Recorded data
***

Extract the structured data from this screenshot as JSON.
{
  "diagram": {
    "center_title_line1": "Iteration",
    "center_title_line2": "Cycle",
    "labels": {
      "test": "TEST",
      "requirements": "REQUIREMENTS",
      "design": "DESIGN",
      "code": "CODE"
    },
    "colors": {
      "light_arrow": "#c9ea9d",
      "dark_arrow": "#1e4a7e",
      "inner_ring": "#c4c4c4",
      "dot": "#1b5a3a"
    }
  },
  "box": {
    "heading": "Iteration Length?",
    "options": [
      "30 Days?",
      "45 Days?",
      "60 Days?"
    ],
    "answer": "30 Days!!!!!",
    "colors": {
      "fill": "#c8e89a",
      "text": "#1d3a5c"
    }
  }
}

***

Task prompt ▸ Repeat the material above exactly.

Correct answer ▸
Extract the structured data from this screenshot as JSON.
{
  "diagram": {
    "center_title_line1": "Iteration",
    "center_title_line2": "Cycle",
    "labels": {
      "test": "TEST",
      "requirements": "REQUIREMENTS",
      "design": "DESIGN",
      "code": "CODE"
    },
    "colors": {
      "light_arrow": "#c9ea9d",
      "dark_arrow": "#1e4a7e",
      "inner_ring": "#c4c4c4",
      "dot": "#1b5a3a"
    }
  },
  "box": {
    "heading": "Iteration Length?",
    "options": [
      "30 Days?",
      "45 Days?",
      "60 Days?"
    ],
    "answer": "30 Days!!!!!",
    "colors": {
      "fill": "#c8e89a",
      "text": "#1d3a5c"
    }
  }
}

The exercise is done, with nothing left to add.